── Dataset entries

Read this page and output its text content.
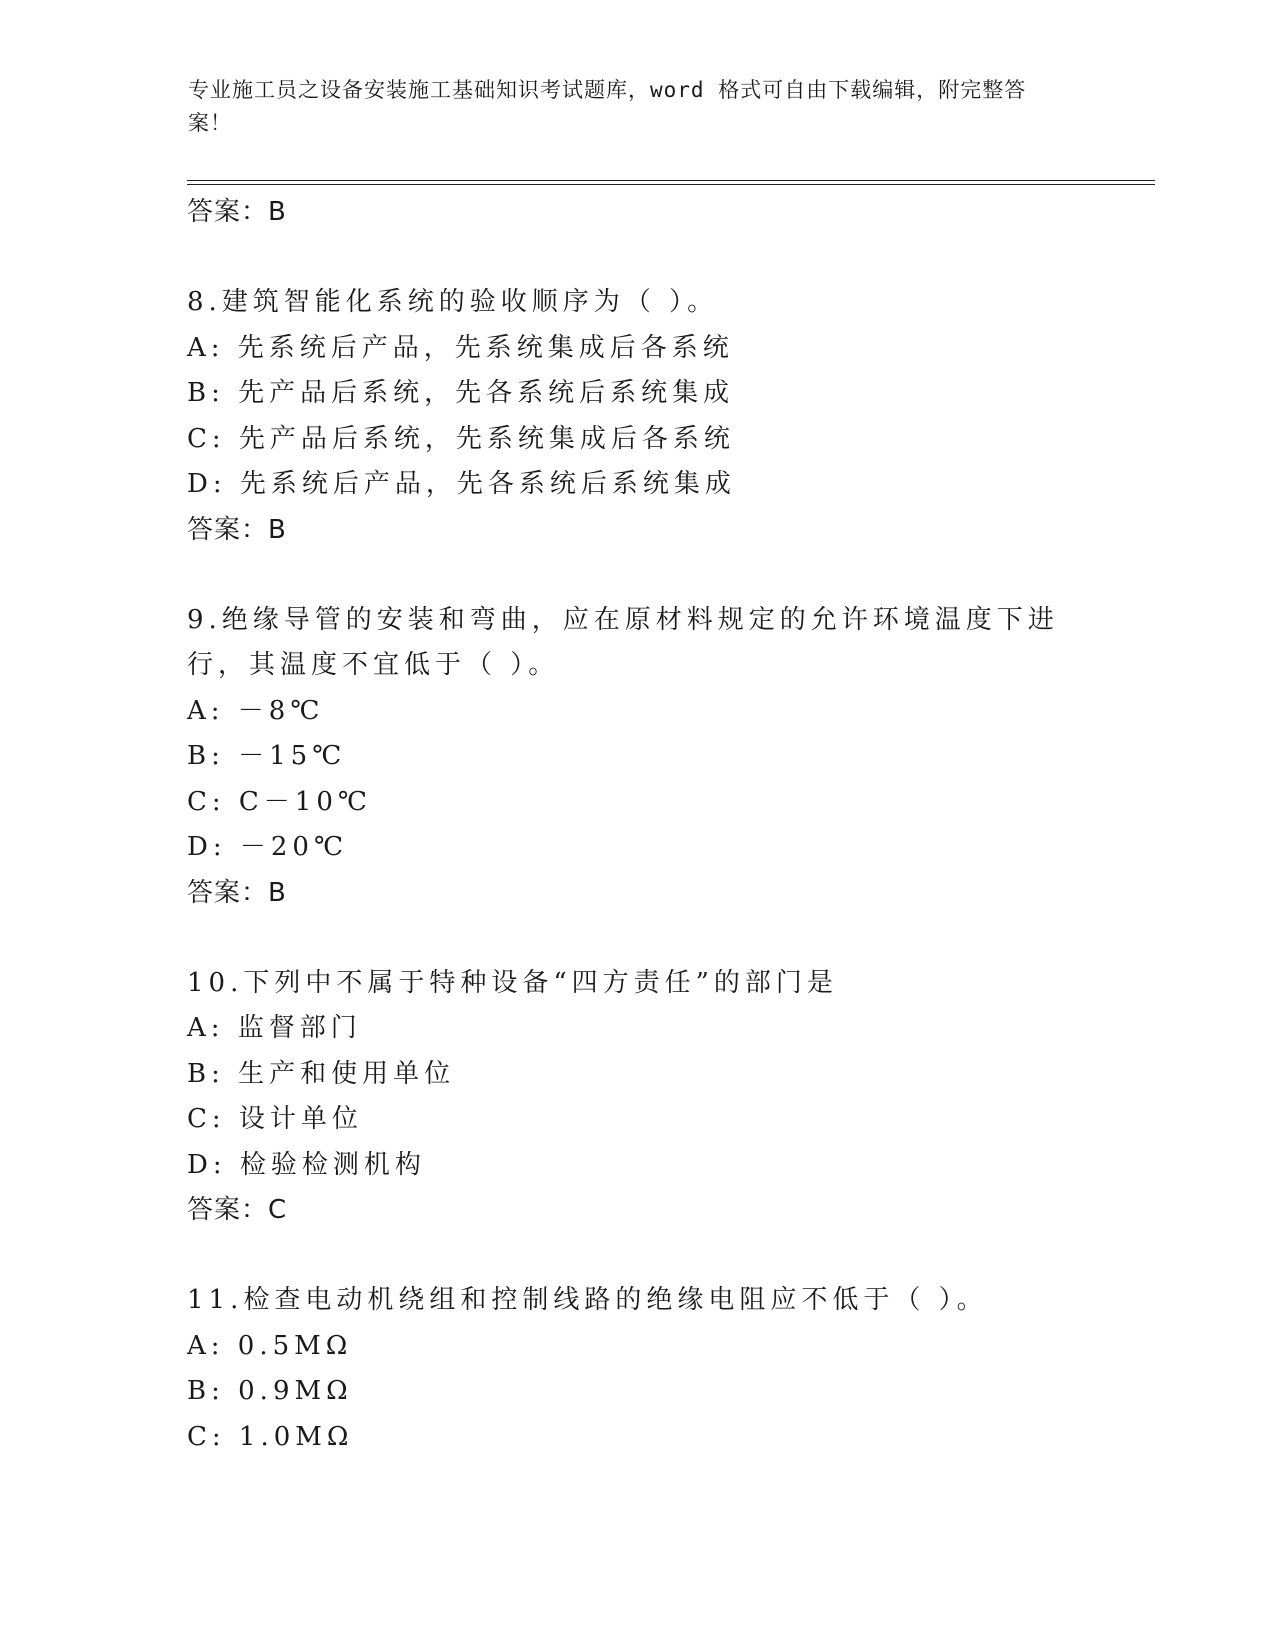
专业施工员之设备安装施工基础知识考试题库，word 格式可自由下载编辑，附完整答案！
答案：B
8.建筑智能化系统的验收顺序为（ ）。
A: 先系统后产品，先系统集成后各系统
B: 先产品后系统，先各系统后系统集成
C: 先产品后系统，先系统集成后各系统
D: 先系统后产品，先各系统后系统集成
答案：B
9.绝缘导管的安装和弯曲，应在原材料规定的允许环境温度下进行，其温度不宜低于（ ）。
A: －8℃
B: －15℃
C: C－10℃
D: －20℃
答案：B
10.下列中不属于特种设备“四方责任”的部门是
A: 监督部门
B: 生产和使用单位
C: 设计单位
D: 检验检测机构
答案：C
11.检查电动机绕组和控制线路的绝缘电阻应不低于（ ）。
A: 0.5MΩ
B: 0.9MΩ
C: 1.0MΩ
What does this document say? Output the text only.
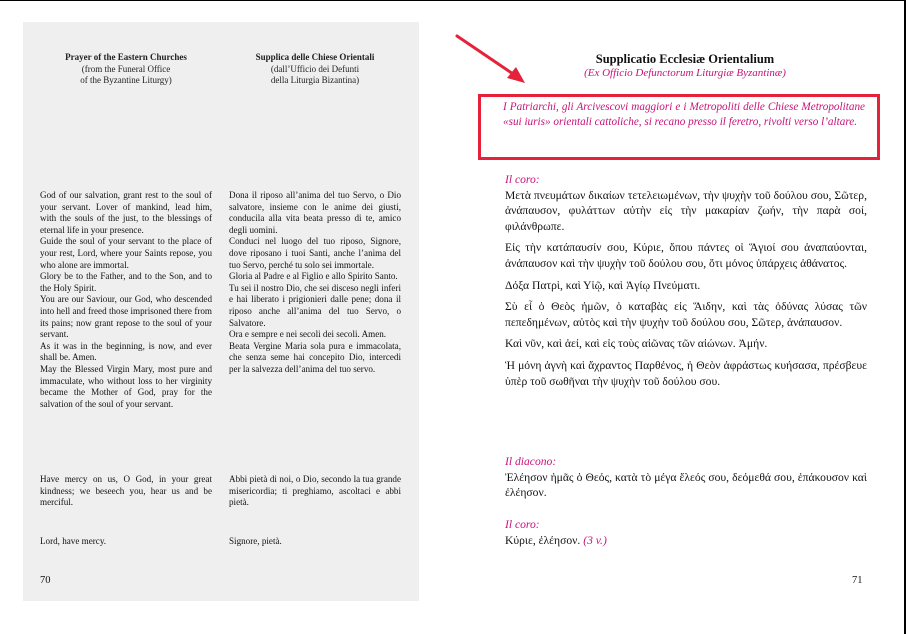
Prayer of the Eastern Churches
(from the Funeral Office
of the Byzantine Liturgy)
Supplica delle Chiese Orientali
(dall’Ufficio dei Defunti
della Liturgia Bizantina)

God of our salvation, grant rest to the soul of your servant. Lover of mankind, lead him, with the souls of the just, to the blessings of eternal life in your presence.

Guide the soul of your servant to the place of your rest, Lord, where your Saints repose, you who alone are immortal.

Glory be to the Father, and to the Son, and to the Holy Spirit.

You are our Saviour, our God, who descended into hell and freed those imprisoned there from its pains; now grant repose to the soul of your servant.

As it was in the beginning, is now, and ever shall be. Amen.

May the Blessed Virgin Mary, most pure and immaculate, who without loss to her virginity became the Mother of God, pray for the salvation of the soul of your servant.

Dona il riposo all’anima del tuo Servo, o Dio salvatore, insieme con le anime dei giusti, conducila alla vita beata presso di te, amico degli uomini.

Conduci nel luogo del tuo riposo, Signore, dove riposano i tuoi Santi, anche l’anima del tuo Servo, perché tu solo sei immortale.

Gloria al Padre e al Figlio e allo Spirito Santo.

Tu sei il nostro Dio, che sei disceso negli inferi e hai liberato i prigionieri dalle pene; dona il riposo anche all’anima del tuo Servo, o Salvatore.

Ora e sempre e nei secoli dei secoli. Amen.

Beata Vergine Maria sola pura e immacolata, che senza seme hai concepito Dio, intercedi per la salvezza dell’anima del tuo servo.

Have mercy on us, O God, in your great kindness; we beseech you, hear us and be merciful.
Abbi pietà di noi, o Dio, secondo la tua grande misericordia; ti preghiamo, ascoltaci e abbi pietà.
Lord, have mercy.	Signore, pietà.
70
Supplicatio Ecclesiæ Orientalium
(Ex Officio Defunctorum Liturgiæ Byzantinæ)
I Patriarchi, gli Arcivescovi maggiori e i Metropoliti delle Chiese Metropolitane «sui iuris» orientali cattoliche, si recano presso il feretro, rivolti verso l’altare.
Il coro:

Μετὰ πνευμάτων δικαίων τετελειωμένων, τὴν ψυχὴν τοῦ δούλου σου, Σῶτερ, ἀνάπαυσον, φυλάττων αὐτὴν εἰς τὴν μακαρίαν ζωήν, τὴν παρὰ σοί, φιλάνθρωπε.

Εἰς τὴν κατάπαυσίν σου, Κύριε, ὅπου πάντες οἱ Ἅγιοί σου ἀναπαύονται, ἀνάπαυσον καὶ τὴν ψυχὴν τοῦ δούλου σου, ὅτι μόνος ὑπάρχεις ἀθάνατος.

Δόξα Πατρὶ, καὶ Υἱῷ, καὶ Ἁγίῳ Πνεύματι.

Σὺ εἶ ὁ Θεὸς ἡμῶν, ὁ καταβὰς εἰς Ἅιδην, καὶ τὰς ὀδύνας λύσας τῶν πεπεδημένων, αὐτὸς καὶ τὴν ψυχὴν τοῦ δούλου σου, Σῶτερ, ἀνάπαυσον.

Καὶ νῦν, καὶ ἀεί, καὶ εἰς τοὺς αἰῶνας τῶν αἰώνων. Ἀμήν.

Ἡ μόνη ἁγνὴ καὶ ἄχραντος Παρθένος, ἡ Θεὸν ἀφράστως κυήσασα, πρέσβευε ὑπὲρ τοῦ σωθῆναι τὴν ψυχὴν τοῦ δούλου σου.

Il diacono:

Ἐλέησον ἡμᾶς ὁ Θεός, κατὰ τὸ μέγα ἔλεός σου, δεόμεθά σου, ἐπάκουσον καὶ ἐλέησον.

Il coro:

Κύριε, ἐλέησον. (3 v.)

71
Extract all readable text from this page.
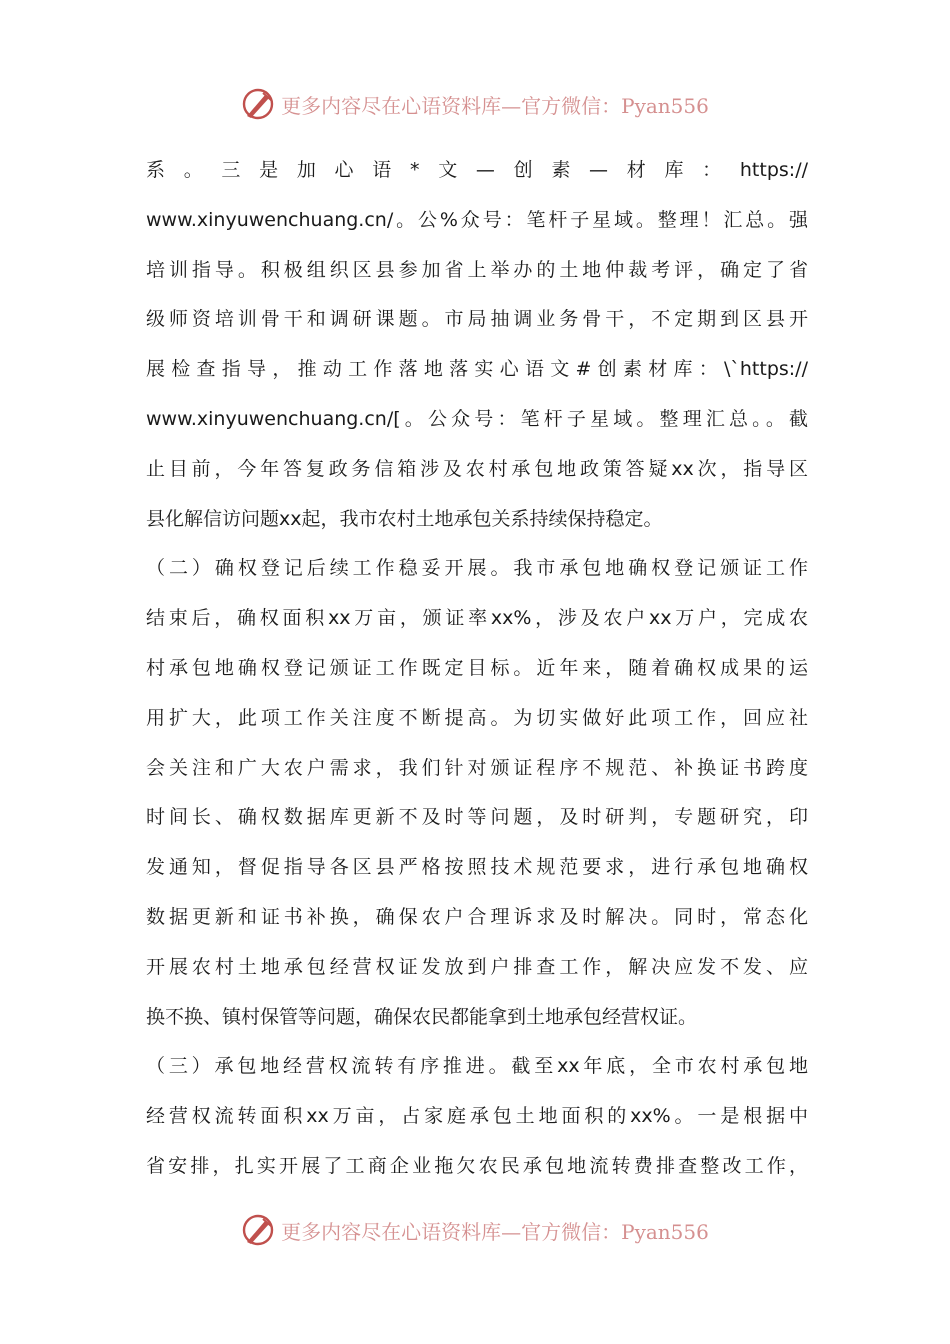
更多内容尽在心语资料库—官方微信：Pyan556
系。三是加心语*文—创素—材库：https://
www.xinyuwenchuang.cn/。公%众号：笔杆子星域。整理！汇总。强
培训指导。积极组织区县参加省上举办的土地仲裁考评，确定了省
级师资培训骨干和调研课题。市局抽调业务骨干，不定期到区县开
展检查指导，推动工作落地落实心语文#创素材库：\`https://
www.xinyuwenchuang.cn/[。公众号：笔杆子星域。整理汇总。。截
止目前，今年答复政务信箱涉及农村承包地政策答疑xx次，指导区
县化解信访问题xx起，我市农村土地承包关系持续保持稳定。
（二）确权登记后续工作稳妥开展。我市承包地确权登记颁证工作
结束后，确权面积xx万亩，颁证率xx%，涉及农户xx万户，完成农
村承包地确权登记颁证工作既定目标。近年来，随着确权成果的运
用扩大，此项工作关注度不断提高。为切实做好此项工作，回应社
会关注和广大农户需求，我们针对颁证程序不规范、补换证书跨度
时间长、确权数据库更新不及时等问题，及时研判，专题研究，印
发通知，督促指导各区县严格按照技术规范要求，进行承包地确权
数据更新和证书补换，确保农户合理诉求及时解决。同时，常态化
开展农村土地承包经营权证发放到户排查工作，解决应发不发、应
换不换、镇村保管等问题，确保农民都能拿到土地承包经营权证。
（三）承包地经营权流转有序推进。截至xx年底，全市农村承包地
经营权流转面积xx万亩，占家庭承包土地面积的xx%。一是根据中
省安排，扎实开展了工商企业拖欠农民承包地流转费排查整改工作，
更多内容尽在心语资料库—官方微信：Pyan556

────

Exercise goal -> Show every line above in which the word "ἐλέησον" occurs.

Finished answer ->
Ἐλέησον ἡμᾶς ὁ Θεός, κατὰ τὸ μέγα ἔλεός σου, δεόμεθά σου, ἐπάκουσον καὶ ἐλέησον.
Κύριε, ἐλέησον. (3 v.)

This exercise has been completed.